● EXERCISE
Gather from the material every line that contains the string "title".

.....

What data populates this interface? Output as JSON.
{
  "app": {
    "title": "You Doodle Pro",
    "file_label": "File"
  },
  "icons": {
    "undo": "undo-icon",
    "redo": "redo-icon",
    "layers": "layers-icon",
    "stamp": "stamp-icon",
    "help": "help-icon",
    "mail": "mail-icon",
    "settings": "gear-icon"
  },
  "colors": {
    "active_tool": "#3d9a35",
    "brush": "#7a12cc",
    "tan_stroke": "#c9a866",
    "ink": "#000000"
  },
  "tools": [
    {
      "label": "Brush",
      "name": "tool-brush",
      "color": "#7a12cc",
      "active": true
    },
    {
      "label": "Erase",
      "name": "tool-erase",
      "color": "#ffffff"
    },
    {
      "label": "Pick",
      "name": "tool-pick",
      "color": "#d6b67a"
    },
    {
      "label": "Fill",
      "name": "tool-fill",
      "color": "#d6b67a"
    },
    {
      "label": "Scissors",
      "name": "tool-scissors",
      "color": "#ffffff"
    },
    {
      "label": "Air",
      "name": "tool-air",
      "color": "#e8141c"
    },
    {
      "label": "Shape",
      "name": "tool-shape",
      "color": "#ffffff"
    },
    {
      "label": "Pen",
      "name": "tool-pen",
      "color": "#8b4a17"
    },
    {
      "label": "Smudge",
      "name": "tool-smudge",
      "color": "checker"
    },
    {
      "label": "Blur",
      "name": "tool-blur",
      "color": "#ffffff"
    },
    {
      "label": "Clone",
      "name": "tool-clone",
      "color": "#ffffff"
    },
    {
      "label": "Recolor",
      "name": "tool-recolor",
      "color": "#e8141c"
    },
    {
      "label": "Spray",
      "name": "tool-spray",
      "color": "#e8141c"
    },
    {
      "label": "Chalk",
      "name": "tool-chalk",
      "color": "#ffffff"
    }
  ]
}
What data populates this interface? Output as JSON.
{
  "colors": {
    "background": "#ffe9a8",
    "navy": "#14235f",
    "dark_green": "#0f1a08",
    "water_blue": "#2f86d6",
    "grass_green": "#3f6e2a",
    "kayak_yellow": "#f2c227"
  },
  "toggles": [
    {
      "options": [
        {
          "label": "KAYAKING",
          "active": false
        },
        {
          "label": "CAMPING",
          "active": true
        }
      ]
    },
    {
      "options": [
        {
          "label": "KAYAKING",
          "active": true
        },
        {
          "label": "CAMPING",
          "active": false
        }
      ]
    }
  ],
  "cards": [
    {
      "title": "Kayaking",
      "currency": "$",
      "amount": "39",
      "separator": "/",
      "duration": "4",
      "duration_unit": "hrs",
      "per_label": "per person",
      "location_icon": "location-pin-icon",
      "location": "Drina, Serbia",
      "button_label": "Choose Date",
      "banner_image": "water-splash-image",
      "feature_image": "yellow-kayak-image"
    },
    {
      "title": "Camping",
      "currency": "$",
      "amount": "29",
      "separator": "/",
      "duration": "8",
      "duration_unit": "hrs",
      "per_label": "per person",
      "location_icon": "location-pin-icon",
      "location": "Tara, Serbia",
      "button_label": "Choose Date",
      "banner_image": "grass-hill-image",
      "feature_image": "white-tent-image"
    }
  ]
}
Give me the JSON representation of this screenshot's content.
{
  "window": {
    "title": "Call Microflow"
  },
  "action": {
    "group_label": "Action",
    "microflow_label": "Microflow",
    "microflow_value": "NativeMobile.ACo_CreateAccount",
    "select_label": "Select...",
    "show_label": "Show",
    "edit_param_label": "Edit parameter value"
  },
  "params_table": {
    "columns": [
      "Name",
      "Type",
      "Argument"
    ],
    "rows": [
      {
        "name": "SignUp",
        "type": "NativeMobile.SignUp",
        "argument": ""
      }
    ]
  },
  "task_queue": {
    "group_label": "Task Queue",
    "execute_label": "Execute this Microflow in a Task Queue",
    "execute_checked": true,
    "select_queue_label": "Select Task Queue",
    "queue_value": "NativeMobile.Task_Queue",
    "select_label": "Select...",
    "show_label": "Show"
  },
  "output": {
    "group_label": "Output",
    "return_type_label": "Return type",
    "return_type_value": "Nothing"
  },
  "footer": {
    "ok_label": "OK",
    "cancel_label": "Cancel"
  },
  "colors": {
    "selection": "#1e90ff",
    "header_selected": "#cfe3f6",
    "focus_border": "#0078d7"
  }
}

.....

● THE OUTPUT
    "title": "You Doodle Pro",
      "title": "Kayaking",
      "title": "Camping",
    "title": "Call Microflow"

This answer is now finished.